Copy each record exactly as it reads, leaving out any pictures it holds.

===== DATA FOR PROCESSING =====

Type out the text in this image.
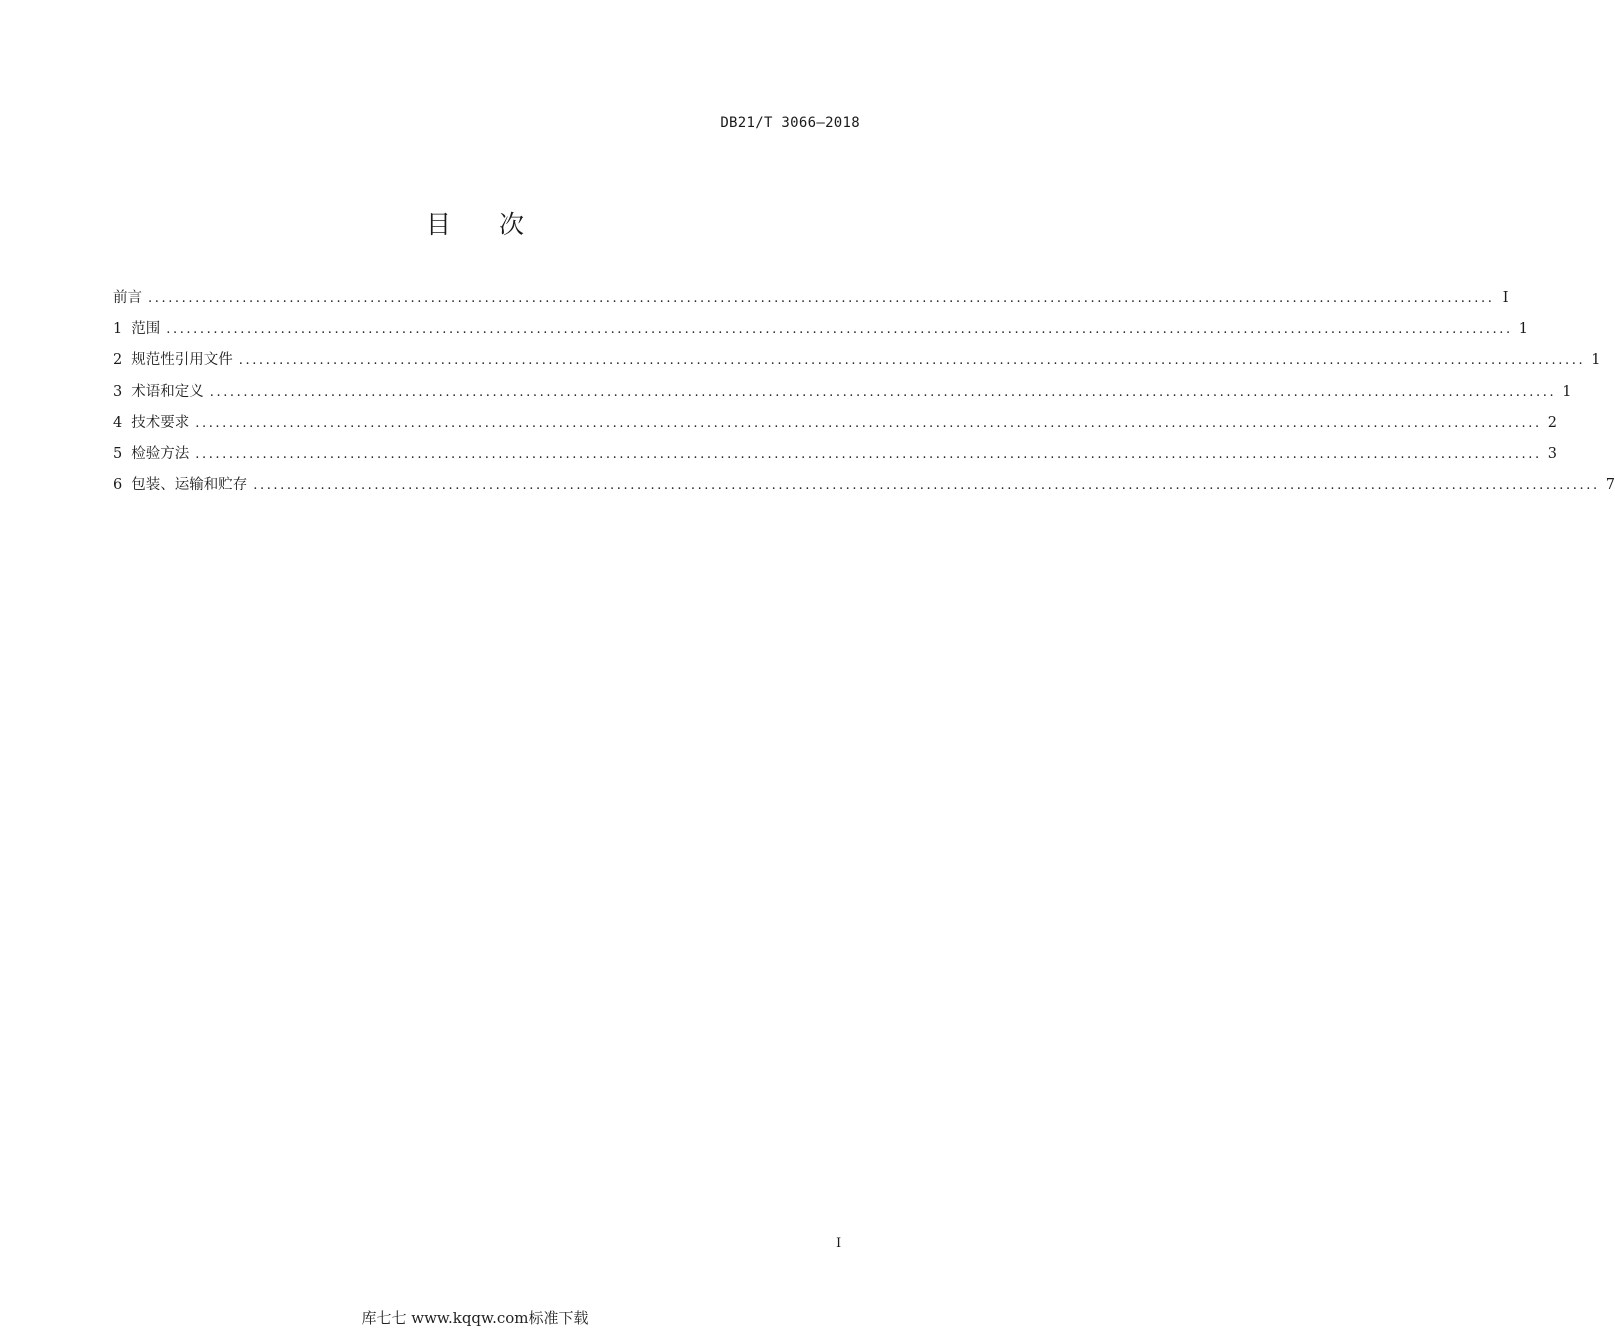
DB21/T 3066—2018
目次
前言 ........................................................................................................................................................................................................ I
1 范围 ........................................................................................................................................................................................................ 1
2 规范性引用文件 ........................................................................................................................................................................................................ 1
3 术语和定义 ........................................................................................................................................................................................................ 1
4 技术要求 ........................................................................................................................................................................................................ 2
5 检验方法 ........................................................................................................................................................................................................ 3
6 包装、运输和贮存 ........................................................................................................................................................................................................ 7
I
库七七 www.kqqw.com标准下载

=====

* SOLVED PROBLEM
Type out the text in this image.
DB21/T 3066—2018
目次
前言 ........................................................................................................................................................................................................ I
1 范围 ........................................................................................................................................................................................................ 1
2 规范性引用文件 ........................................................................................................................................................................................................ 1
3 术语和定义 ........................................................................................................................................................................................................ 1
4 技术要求 ........................................................................................................................................................................................................ 2
5 检验方法 ........................................................................................................................................................................................................ 3
6 包装、运输和贮存 ........................................................................................................................................................................................................ 7
I
库七七 www.kqqw.com标准下载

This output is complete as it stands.